> Set problem: Set down the data below without change, skipping the pictures it holds.

━━━ Source data ━━━

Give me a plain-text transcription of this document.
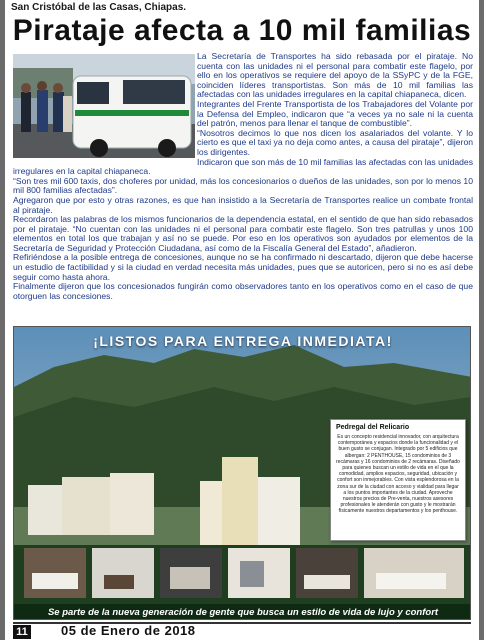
San Cristóbal de las Casas, Chiapas.
Pirataje afecta a 10 mil familias

La Secretaría de Transportes ha sido rebasada por el pirataje. No cuenta con las unidades ni el personal para combatir este flagelo, por ello en los operativos se requiere del apoyo de la SSyPC y de la FGE, coinciden líderes transportistas. Son más de 10 mil familias las afectadas con las unidades irregulares en la capital chiapaneca, dicen.

Integrantes del Frente Transportista de los Trabajadores del Volante por la Defensa del Empleo, indicaron que “a veces ya no sale ni la cuenta del patrón, menos para llenar el tanque de combustible”.

“Nosotros decimos lo que nos dicen los asalariados del volante. Y lo cierto es que el taxi ya no deja como antes, a causa del pirataje”, dijeron los dirigentes.

Indicaron que son más de 10 mil familias las afectadas con las unidades irregulares en la capital chiapaneca.

“Son tres mil 600 taxis, dos choferes por unidad, más los concesionarios o dueños de las unidades, son por lo menos 10 mil 800 familias afectadas”.

Agregaron que por esto y otras razones, es que han insistido a la Secretaría de Transportes realice un combate frontal al pirataje.

Recordaron las palabras de los mismos funcionarios de la dependencia estatal, en el sentido de que han sido rebasados por el pirataje. “No cuentan con las unidades ni el personal para combatir este flagelo. Son tres patrullas y unos 100 elementos en total los que trabajan y así no se puede. Por eso en los operativos son ayudados por elementos de la Secretaría de Seguridad y Protección Ciudadana, así como de la Fiscalía General del Estado”, añadieron.

Refiriéndose a la posible entrega de concesiones, aunque no se ha confirmado ni descartado, dijeron que debe hacerse un estudio de factibilidad y si la ciudad en verdad necesita más unidades, pues que se autoricen, pero si no es así debe seguir como hasta ahora.

Finalmente dijeron que los concesionados fungirán como observadores tanto en los operativos como en el caso de que otorguen las concesiones.

¡LISTOS PARA ENTREGA INMEDIATA!
Pedregal del Relicario
Es un concepto residencial innovador, con arquitectura contemporánea y espacios donde la funcionalidad y el buen gusto se conjugan. Integrado por 5 edificios que albergan: 2 PENTHOUSE, 15 condominios de 3 recámaras y 16 condominios de 2 recámaras. Diseñado para quienes buscan un estilo de vida en el que la comodidad, amplios espacios, seguridad, ubicación y confort son inmejorables. Con vista esplendorosa en la zona sur de la ciudad con acceso y vialidad para llegar a los puntos importantes de la ciudad. Aproveche nuestros precios de Pre-venta, nuestros asesores profesionales le atenderán con gusto y le mostrarán físicamente nuestros departamentos y los penthouse.
Se parte de la nueva generación de gente que busca un estilo de vida de lujo y confort
11	05 de Enero de 2018
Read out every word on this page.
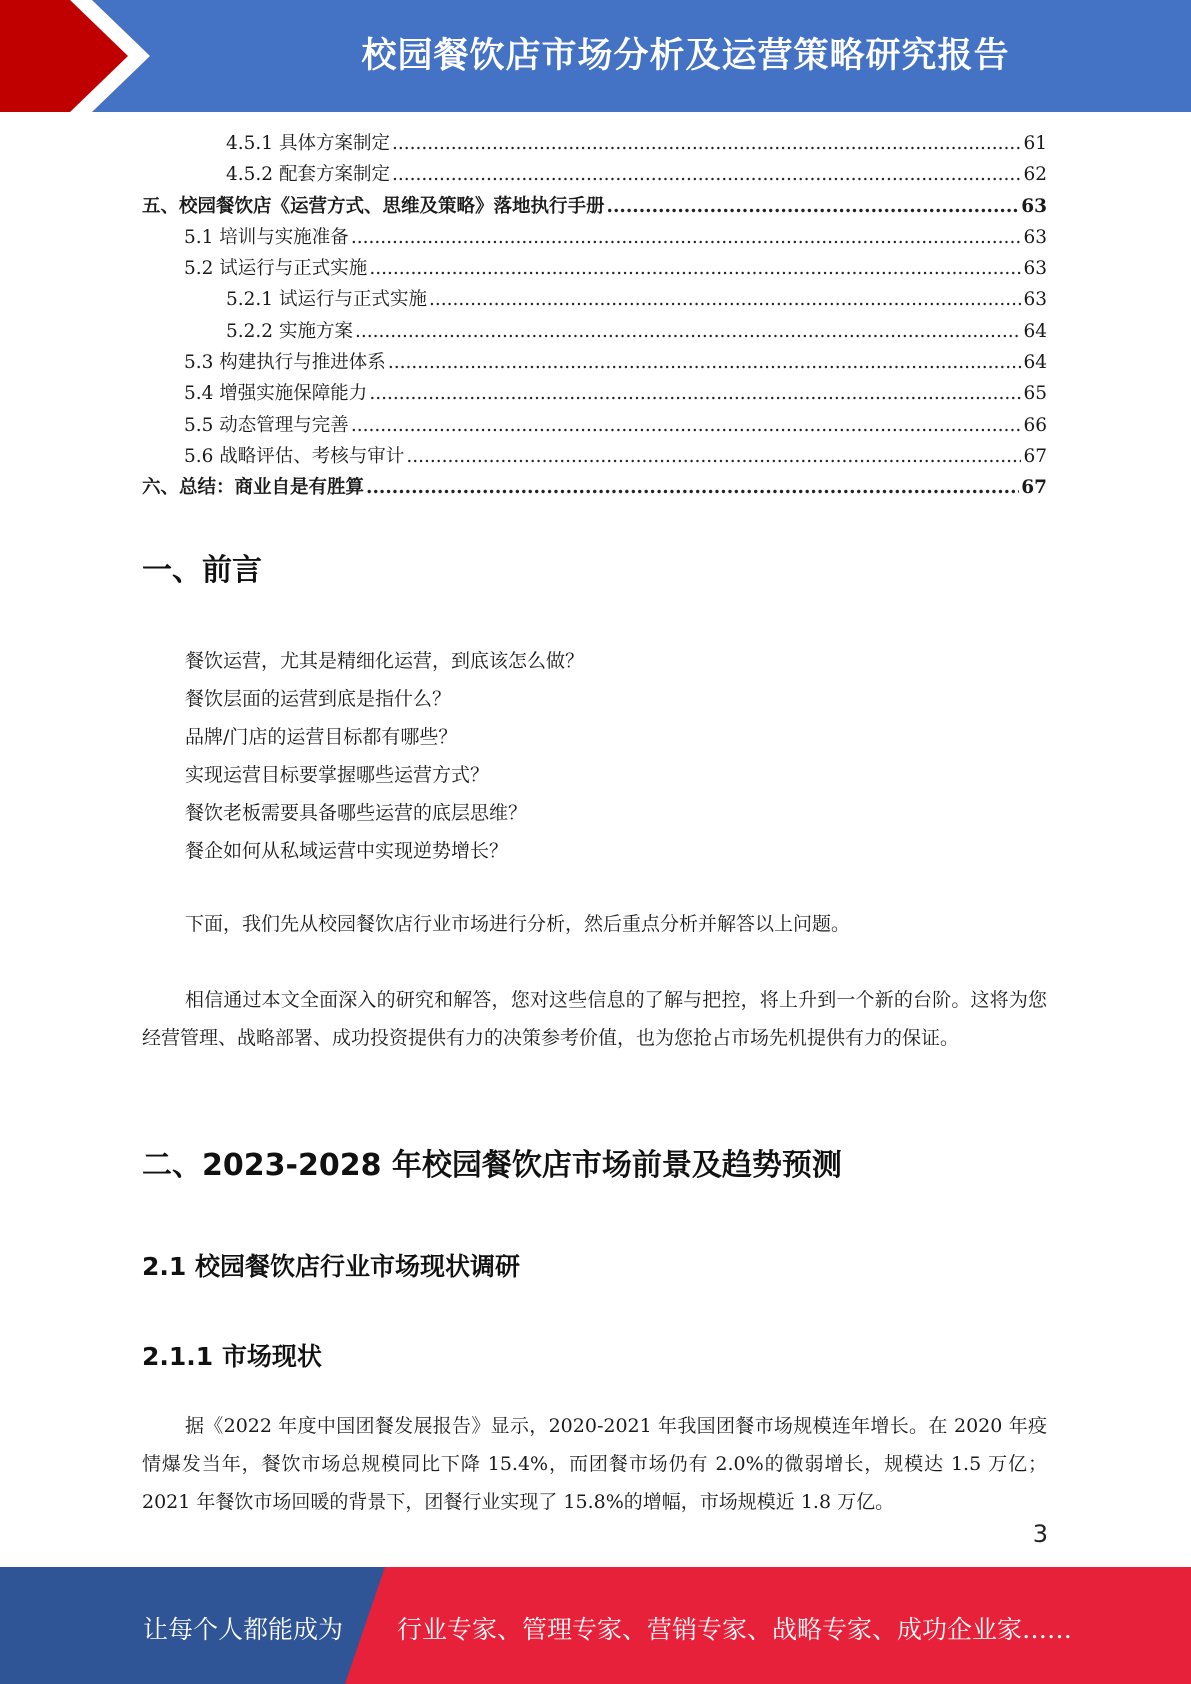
校园餐饮店市场分析及运营策略研究报告
4.5.1 具体方案制定 .....	61
4.5.2 配套方案制定 .....	62
五、校园餐饮店《运营方式、思维及策略》落地执行手册 .....	63
5.1 培训与实施准备 .....	63
5.2 试运行与正式实施 .....	63
5.2.1 试运行与正式实施 .....	63
5.2.2 实施方案 .....	64
5.3 构建执行与推进体系 .....	64
5.4 增强实施保障能力 .....	65
5.5 动态管理与完善 .....	66
5.6 战略评估、考核与审计 .....	67
六、总结：商业自是有胜算 .....	67
一、前言
餐饮运营，尤其是精细化运营，到底该怎么做？
餐饮层面的运营到底是指什么？
品牌/门店的运营目标都有哪些？
实现运营目标要掌握哪些运营方式？
餐饮老板需要具备哪些运营的底层思维？
餐企如何从私域运营中实现逆势增长？
下面，我们先从校园餐饮店行业市场进行分析，然后重点分析并解答以上问题。
相信通过本文全面深入的研究和解答，您对这些信息的了解与把控，将上升到一个新的台阶。这将为您经营管理、战略部署、成功投资提供有力的决策参考价值，也为您抢占市场先机提供有力的保证。
二、2023-2028 年校园餐饮店市场前景及趋势预测
2.1 校园餐饮店行业市场现状调研
2.1.1 市场现状
据《2022 年度中国团餐发展报告》显示，2020-2021 年我国团餐市场规模连年增长。在 2020 年疫情爆发当年，餐饮市场总规模同比下降 15.4%，而团餐市场仍有 2.0%的微弱增长，规模达 1.5 万亿；2021 年餐饮市场回暖的背景下，团餐行业实现了 15.8%的增幅，市场规模近 1.8 万亿。
3
让每个人都能成为 行业专家、管理专家、营销专家、战略专家、成功企业家……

━━━

> Exercise response:
Give me a plain-text transcription of this document.
San Cristóbal de las Casas, Chiapas.
Pirataje afecta a 10 mil familias

La Secretaría de Transportes ha sido rebasada por el pirataje. No cuenta con las unidades ni el personal para combatir este flagelo, por ello en los operativos se requiere del apoyo de la SSyPC y de la FGE, coinciden líderes transportistas. Son más de 10 mil familias las afectadas con las unidades irregulares en la capital chiapaneca, dicen.

Integrantes del Frente Transportista de los Trabajadores del Volante por la Defensa del Empleo, indicaron que “a veces ya no sale ni la cuenta del patrón, menos para llenar el tanque de combustible”.

“Nosotros decimos lo que nos dicen los asalariados del volante. Y lo cierto es que el taxi ya no deja como antes, a causa del pirataje”, dijeron los dirigentes.

Indicaron que son más de 10 mil familias las afectadas con las unidades irregulares en la capital chiapaneca.

“Son tres mil 600 taxis, dos choferes por unidad, más los concesionarios o dueños de las unidades, son por lo menos 10 mil 800 familias afectadas”.

Agregaron que por esto y otras razones, es que han insistido a la Secretaría de Transportes realice un combate frontal al pirataje.

Recordaron las palabras de los mismos funcionarios de la dependencia estatal, en el sentido de que han sido rebasados por el pirataje. “No cuentan con las unidades ni el personal para combatir este flagelo. Son tres patrullas y unos 100 elementos en total los que trabajan y así no se puede. Por eso en los operativos son ayudados por elementos de la Secretaría de Seguridad y Protección Ciudadana, así como de la Fiscalía General del Estado”, añadieron.

Refiriéndose a la posible entrega de concesiones, aunque no se ha confirmado ni descartado, dijeron que debe hacerse un estudio de factibilidad y si la ciudad en verdad necesita más unidades, pues que se autoricen, pero si no es así debe seguir como hasta ahora.

Finalmente dijeron que los concesionados fungirán como observadores tanto en los operativos como en el caso de que otorguen las concesiones.

¡LISTOS PARA ENTREGA INMEDIATA!
Pedregal del Relicario
Es un concepto residencial innovador, con arquitectura contemporánea y espacios donde la funcionalidad y el buen gusto se conjugan. Integrado por 5 edificios que albergan: 2 PENTHOUSE, 15 condominios de 3 recámaras y 16 condominios de 2 recámaras. Diseñado para quienes buscan un estilo de vida en el que la comodidad, amplios espacios, seguridad, ubicación y confort son inmejorables. Con vista esplendorosa en la zona sur de la ciudad con acceso y vialidad para llegar a los puntos importantes de la ciudad. Aproveche nuestros precios de Pre-venta, nuestros asesores profesionales le atenderán con gusto y le mostrarán físicamente nuestros departamentos y los penthouse.
Se parte de la nueva generación de gente que busca un estilo de vida de lujo y confort
11	05 de Enero de 2018
Read out every word on this page.
校园餐饮店市场分析及运营策略研究报告
4.5.1 具体方案制定 .....	61
4.5.2 配套方案制定 .....	62
五、校园餐饮店《运营方式、思维及策略》落地执行手册 .....	63
5.1 培训与实施准备 .....	63
5.2 试运行与正式实施 .....	63
5.2.1 试运行与正式实施 .....	63
5.2.2 实施方案 .....	64
5.3 构建执行与推进体系 .....	64
5.4 增强实施保障能力 .....	65
5.5 动态管理与完善 .....	66
5.6 战略评估、考核与审计 .....	67
六、总结：商业自是有胜算 .....	67
一、前言
餐饮运营，尤其是精细化运营，到底该怎么做？
餐饮层面的运营到底是指什么？
品牌/门店的运营目标都有哪些？
实现运营目标要掌握哪些运营方式？
餐饮老板需要具备哪些运营的底层思维？
餐企如何从私域运营中实现逆势增长？
下面，我们先从校园餐饮店行业市场进行分析，然后重点分析并解答以上问题。
相信通过本文全面深入的研究和解答，您对这些信息的了解与把控，将上升到一个新的台阶。这将为您经营管理、战略部署、成功投资提供有力的决策参考价值，也为您抢占市场先机提供有力的保证。
二、2023-2028 年校园餐饮店市场前景及趋势预测
2.1 校园餐饮店行业市场现状调研
2.1.1 市场现状
据《2022 年度中国团餐发展报告》显示，2020-2021 年我国团餐市场规模连年增长。在 2020 年疫情爆发当年，餐饮市场总规模同比下降 15.4%，而团餐市场仍有 2.0%的微弱增长，规模达 1.5 万亿；2021 年餐饮市场回暖的背景下，团餐行业实现了 15.8%的增幅，市场规模近 1.8 万亿。
3
让每个人都能成为 行业专家、管理专家、营销专家、战略专家、成功企业家……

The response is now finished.